(Data extracted from a collection)
——
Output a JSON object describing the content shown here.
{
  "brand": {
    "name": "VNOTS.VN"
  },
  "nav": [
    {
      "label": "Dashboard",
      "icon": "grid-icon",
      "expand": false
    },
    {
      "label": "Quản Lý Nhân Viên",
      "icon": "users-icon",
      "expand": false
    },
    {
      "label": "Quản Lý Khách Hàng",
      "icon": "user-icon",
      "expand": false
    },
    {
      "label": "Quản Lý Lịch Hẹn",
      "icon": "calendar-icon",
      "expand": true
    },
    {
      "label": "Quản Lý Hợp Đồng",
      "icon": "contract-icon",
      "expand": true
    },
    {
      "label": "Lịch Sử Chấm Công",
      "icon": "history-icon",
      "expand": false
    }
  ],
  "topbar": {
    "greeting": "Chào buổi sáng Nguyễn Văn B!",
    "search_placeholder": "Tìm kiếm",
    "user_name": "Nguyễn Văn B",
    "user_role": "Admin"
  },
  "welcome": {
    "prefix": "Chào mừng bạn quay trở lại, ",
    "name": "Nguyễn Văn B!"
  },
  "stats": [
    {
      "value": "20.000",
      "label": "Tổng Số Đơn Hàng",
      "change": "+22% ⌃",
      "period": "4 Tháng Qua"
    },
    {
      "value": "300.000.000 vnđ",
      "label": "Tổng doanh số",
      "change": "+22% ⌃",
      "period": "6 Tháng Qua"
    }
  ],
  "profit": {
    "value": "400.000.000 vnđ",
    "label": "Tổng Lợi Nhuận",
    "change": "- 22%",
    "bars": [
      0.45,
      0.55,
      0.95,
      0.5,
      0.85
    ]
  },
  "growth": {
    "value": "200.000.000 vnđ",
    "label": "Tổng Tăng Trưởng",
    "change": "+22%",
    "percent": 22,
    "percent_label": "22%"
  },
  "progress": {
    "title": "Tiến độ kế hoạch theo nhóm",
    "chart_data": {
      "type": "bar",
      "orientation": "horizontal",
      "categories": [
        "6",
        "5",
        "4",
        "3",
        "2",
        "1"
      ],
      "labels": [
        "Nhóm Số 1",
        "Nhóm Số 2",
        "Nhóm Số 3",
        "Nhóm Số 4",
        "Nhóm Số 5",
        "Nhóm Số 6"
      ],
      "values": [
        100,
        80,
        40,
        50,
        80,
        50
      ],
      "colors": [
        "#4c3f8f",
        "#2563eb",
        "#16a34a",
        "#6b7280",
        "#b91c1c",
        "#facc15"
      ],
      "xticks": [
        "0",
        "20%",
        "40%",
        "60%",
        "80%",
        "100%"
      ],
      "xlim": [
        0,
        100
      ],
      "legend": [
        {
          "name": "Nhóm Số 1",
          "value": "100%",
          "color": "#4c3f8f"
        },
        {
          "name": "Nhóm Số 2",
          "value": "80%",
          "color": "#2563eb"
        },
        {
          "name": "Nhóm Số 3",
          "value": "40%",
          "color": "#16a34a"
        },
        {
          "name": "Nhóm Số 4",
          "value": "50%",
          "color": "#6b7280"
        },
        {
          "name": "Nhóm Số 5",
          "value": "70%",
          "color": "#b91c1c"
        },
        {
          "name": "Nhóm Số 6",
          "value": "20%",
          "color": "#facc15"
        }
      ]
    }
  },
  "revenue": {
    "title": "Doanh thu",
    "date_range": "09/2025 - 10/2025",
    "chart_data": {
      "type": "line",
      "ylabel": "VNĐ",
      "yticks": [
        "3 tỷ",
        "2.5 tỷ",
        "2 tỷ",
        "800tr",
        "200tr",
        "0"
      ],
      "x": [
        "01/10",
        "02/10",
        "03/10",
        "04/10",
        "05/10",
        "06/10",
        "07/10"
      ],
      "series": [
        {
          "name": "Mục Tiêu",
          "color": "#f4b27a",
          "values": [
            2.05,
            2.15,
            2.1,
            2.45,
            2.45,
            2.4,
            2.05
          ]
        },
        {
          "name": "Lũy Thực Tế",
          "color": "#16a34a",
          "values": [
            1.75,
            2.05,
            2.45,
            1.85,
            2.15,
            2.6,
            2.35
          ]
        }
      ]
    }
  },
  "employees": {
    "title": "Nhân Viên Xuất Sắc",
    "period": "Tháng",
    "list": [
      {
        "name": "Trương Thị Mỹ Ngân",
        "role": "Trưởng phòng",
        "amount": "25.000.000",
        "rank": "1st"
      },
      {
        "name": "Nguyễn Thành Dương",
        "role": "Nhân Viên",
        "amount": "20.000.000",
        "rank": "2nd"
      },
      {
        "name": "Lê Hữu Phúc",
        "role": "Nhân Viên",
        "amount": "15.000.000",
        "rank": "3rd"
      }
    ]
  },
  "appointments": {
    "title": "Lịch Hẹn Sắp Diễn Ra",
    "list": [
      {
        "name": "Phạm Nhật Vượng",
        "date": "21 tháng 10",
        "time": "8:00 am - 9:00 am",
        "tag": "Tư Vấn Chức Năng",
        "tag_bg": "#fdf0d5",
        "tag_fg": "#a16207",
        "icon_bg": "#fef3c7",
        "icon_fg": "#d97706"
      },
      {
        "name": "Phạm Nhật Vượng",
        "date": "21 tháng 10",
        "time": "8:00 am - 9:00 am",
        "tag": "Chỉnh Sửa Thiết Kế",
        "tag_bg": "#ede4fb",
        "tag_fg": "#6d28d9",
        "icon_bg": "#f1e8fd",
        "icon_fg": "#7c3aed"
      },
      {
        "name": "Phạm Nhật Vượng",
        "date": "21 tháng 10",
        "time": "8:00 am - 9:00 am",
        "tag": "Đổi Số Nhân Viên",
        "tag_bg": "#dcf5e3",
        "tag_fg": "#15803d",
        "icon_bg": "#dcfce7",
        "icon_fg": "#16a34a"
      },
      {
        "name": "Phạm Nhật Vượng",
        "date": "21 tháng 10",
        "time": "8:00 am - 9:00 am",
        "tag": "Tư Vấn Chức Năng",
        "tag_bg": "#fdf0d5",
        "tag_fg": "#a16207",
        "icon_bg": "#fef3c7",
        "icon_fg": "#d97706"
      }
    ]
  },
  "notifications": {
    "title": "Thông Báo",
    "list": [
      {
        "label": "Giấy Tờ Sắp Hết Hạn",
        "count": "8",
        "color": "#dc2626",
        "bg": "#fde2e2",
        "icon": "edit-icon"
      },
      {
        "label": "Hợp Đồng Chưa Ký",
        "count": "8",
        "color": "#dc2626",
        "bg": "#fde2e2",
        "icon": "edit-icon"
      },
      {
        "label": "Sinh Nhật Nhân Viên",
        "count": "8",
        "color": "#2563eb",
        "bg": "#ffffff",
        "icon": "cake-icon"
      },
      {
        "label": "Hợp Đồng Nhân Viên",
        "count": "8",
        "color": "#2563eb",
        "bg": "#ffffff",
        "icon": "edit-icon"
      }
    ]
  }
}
——
### Direction
In the material above, find each line that contains the word "change", and select it.

### Answer to this problem
      "change": "+22% ⌃",
      "change": "+22% ⌃",
    "change": "- 22%",
    "change": "+22%",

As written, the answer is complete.